> **Task prompt**
Using the material below, copy every line where "Tournai" appears.

-------- Supplied records --------

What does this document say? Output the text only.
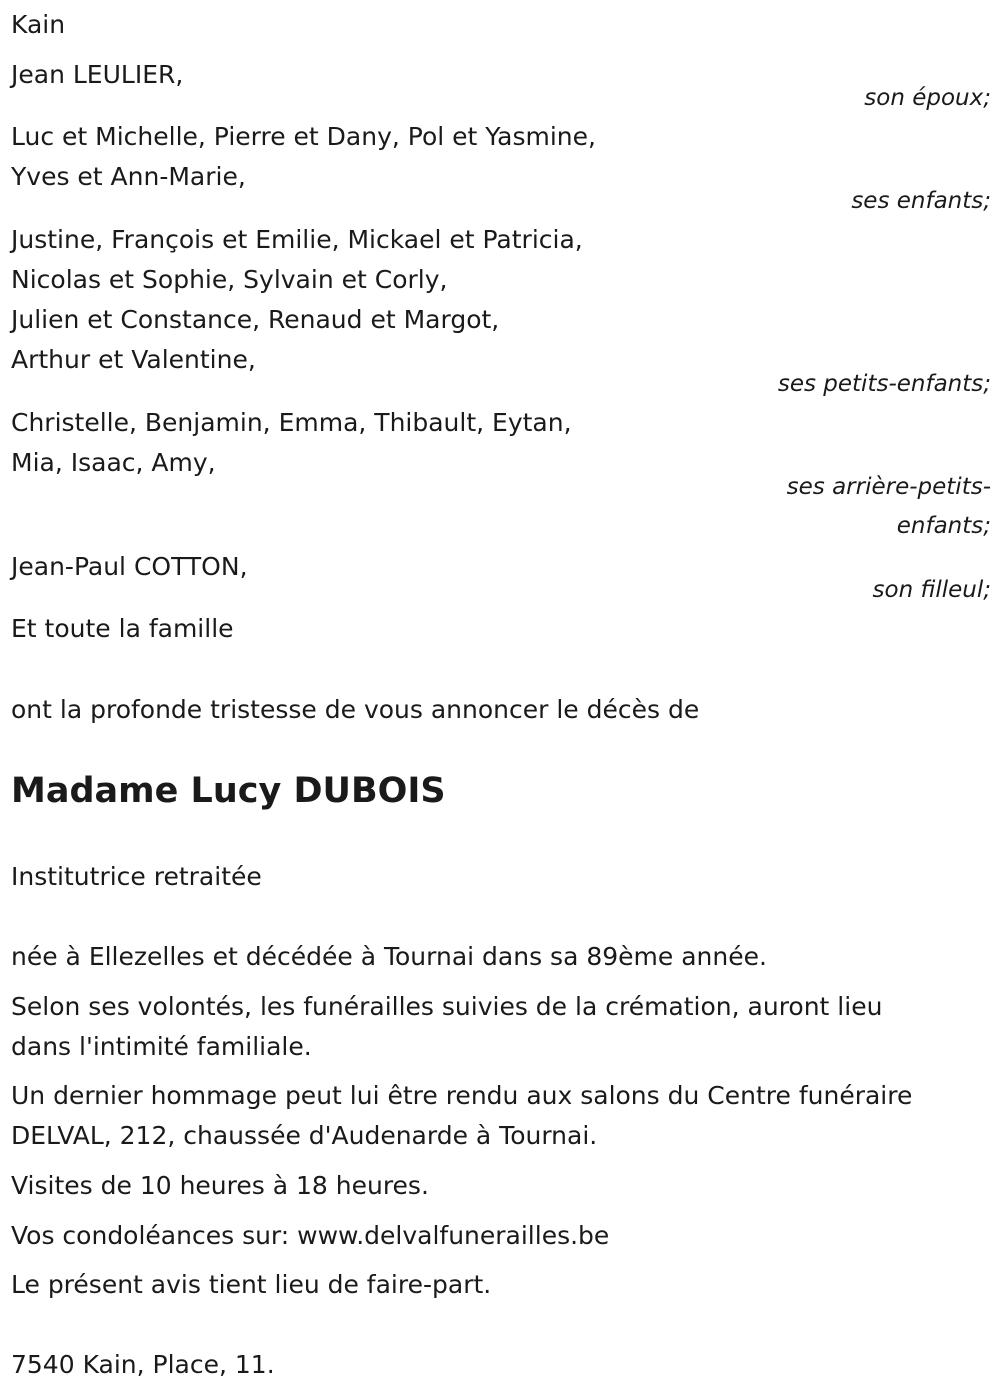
Kain
Jean LEULIER,
son époux;
Luc et Michelle, Pierre et Dany, Pol et Yasmine,
Yves et Ann-Marie,
ses enfants;
Justine, François et Emilie, Mickael et Patricia,
Nicolas et Sophie, Sylvain et Corly,
Julien et Constance, Renaud et Margot,
Arthur et Valentine,
ses petits-enfants;
Christelle, Benjamin, Emma, Thibault, Eytan,
Mia, Isaac, Amy,
ses arrière-petits-
enfants;
Jean-Paul COTTON,
son filleul;
Et toute la famille
ont la profonde tristesse de vous annoncer le décès de
Madame Lucy DUBOIS
Institutrice retraitée
née à Ellezelles et décédée à Tournai dans sa 89ème année.
Selon ses volontés, les funérailles suivies de la crémation, auront lieu
dans l'intimité familiale.
Un dernier hommage peut lui être rendu aux salons du Centre funéraire
DELVAL, 212, chaussée d'Audenarde à Tournai.
Visites de 10 heures à 18 heures.
Vos condoléances sur: www.delvalfunerailles.be
Le présent avis tient lieu de faire-part.
7540 Kain, Place, 11.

--------

> **Right answer**
née à Ellezelles et décédée à Tournai dans sa 89ème année.
DELVAL, 212, chaussée d'Audenarde à Tournai.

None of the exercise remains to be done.